─── PROVIDED DATA ───
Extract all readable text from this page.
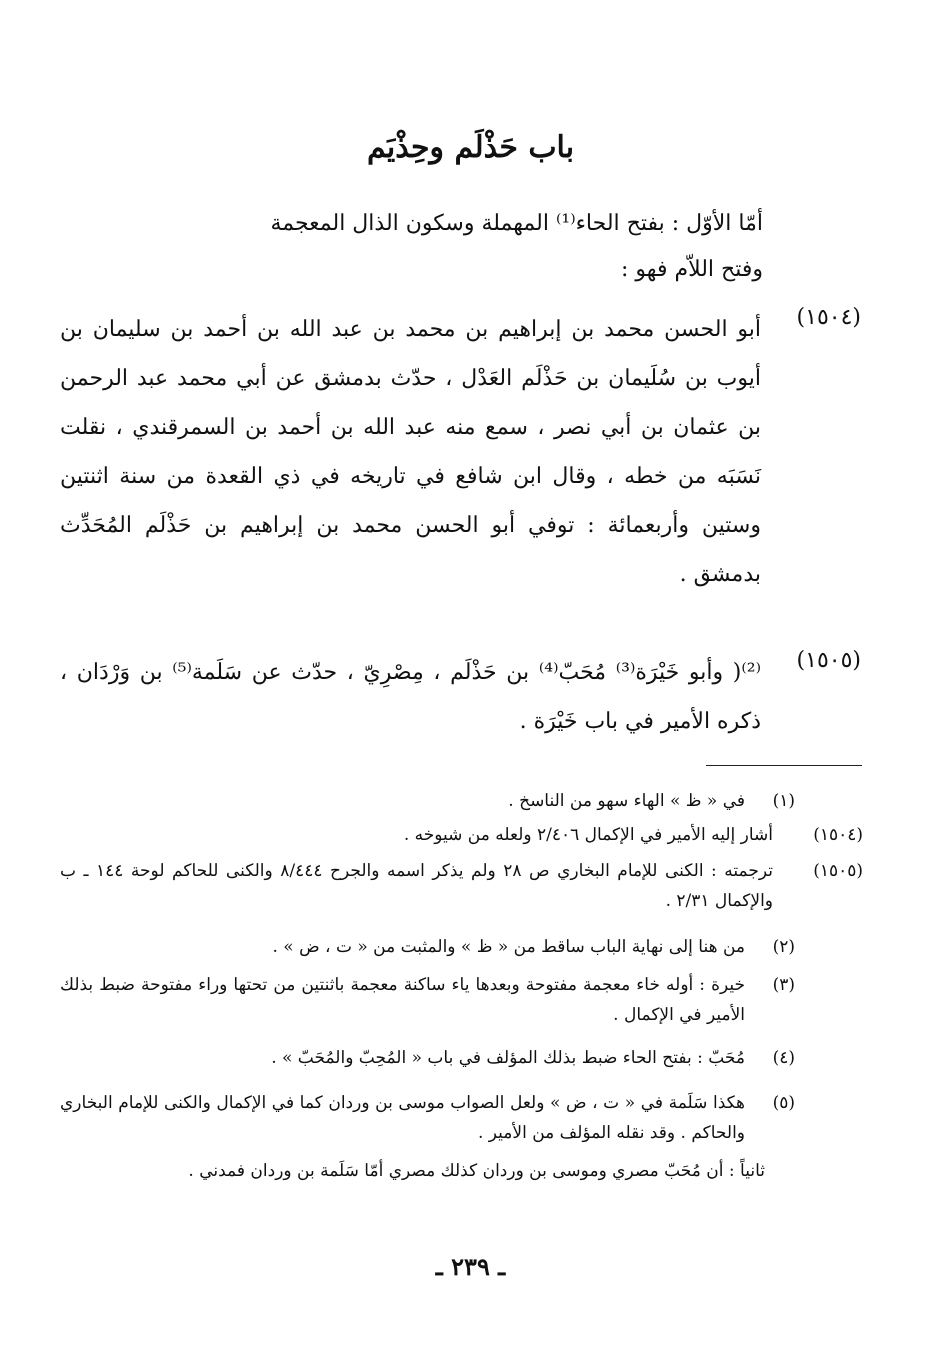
باب حَذْلَم وحِذْيَم
أمّا الأوّل : بفتح الحاء⁽¹⁾ المهملة وسكون الذال المعجمة
وفتح اللاّم فهو :
(١٥٠٤)
أبو الحسن محمد بن إبراهيم بن محمد بن عبد الله بن أحمد بن سليمان بن أيوب بن سُلَيمان بن حَذْلَم العَدْل ، حدّث بدمشق عن أبي محمد عبد الرحمن بن عثمان بن أبي نصر ، سمع منه عبد الله بن أحمد بن السمرقندي ، نقلت نَسَبَه من خطه ، وقال ابن شافع في تاريخه في ذي القعدة من سنة اثنتين وستين وأربعمائة : توفي أبو الحسن محمد بن إبراهيم بن حَذْلَم المُحَدِّث بدمشق .
(١٥٠٥)
⁽²⁾( وأبو خَيْرَة⁽³⁾ مُحَبّ⁽⁴⁾ بن حَذْلَم ، مِصْرِيّ ، حدّث عن سَلَمة⁽⁵⁾ بن وَرْدَان ، ذكره الأمير في باب خَيْرَة .
(١)
في « ظ » الهاء سهو من الناسخ .
(١٥٠٤)
أشار إليه الأمير في الإكمال ٢/٤٠٦ ولعله من شيوخه .
(١٥٠٥)
ترجمته : الكنى للإمام البخاري ص ٢٨ ولم يذكر اسمه والجرح ٨/٤٤٤ والكنى للحاكم لوحة ١٤٤ ـ ب والإكمال ٢/٣١ .
(٢)
من هنا إلى نهاية الباب ساقط من « ظ » والمثبت من « ت ، ض » .
(٣)
خيرة : أوله خاء معجمة مفتوحة وبعدها ياء ساكنة معجمة باثنتين من تحتها وراء مفتوحة ضبط بذلك الأمير في الإكمال .
(٤)
مُحَبّ : بفتح الحاء ضبط بذلك المؤلف في باب « المُحِبّ والمُحَبّ » .
(٥)
هكذا سَلَمة في « ت ، ض » ولعل الصواب موسى بن وردان كما في الإكمال والكنى للإمام البخاري والحاكم . وقد نقله المؤلف من الأمير .
ثانياً : أن مُحَبّ مصري وموسى بن وردان كذلك مصري أمّا سَلَمة بن وردان فمدني .
ـ ٢٣٩ ـ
───
_THE TASK_: Extract all lines that hold the word "الأمير".

_WRITTEN ANSWER_:
⁽²⁾( وأبو خَيْرَة⁽³⁾ مُحَبّ⁽⁴⁾ بن حَذْلَم ، مِصْرِيّ ، حدّث عن سَلَمة⁽⁵⁾ بن وَرْدَان ، ذكره الأمير في باب خَيْرَة .
أشار إليه الأمير في الإكمال ٢/٤٠٦ ولعله من شيوخه .
خيرة : أوله خاء معجمة مفتوحة وبعدها ياء ساكنة معجمة باثنتين من تحتها وراء مفتوحة ضبط بذلك الأمير في الإكمال .
هكذا سَلَمة في « ت ، ض » ولعل الصواب موسى بن وردان كما في الإكمال والكنى للإمام البخاري والحاكم . وقد نقله المؤلف من الأمير .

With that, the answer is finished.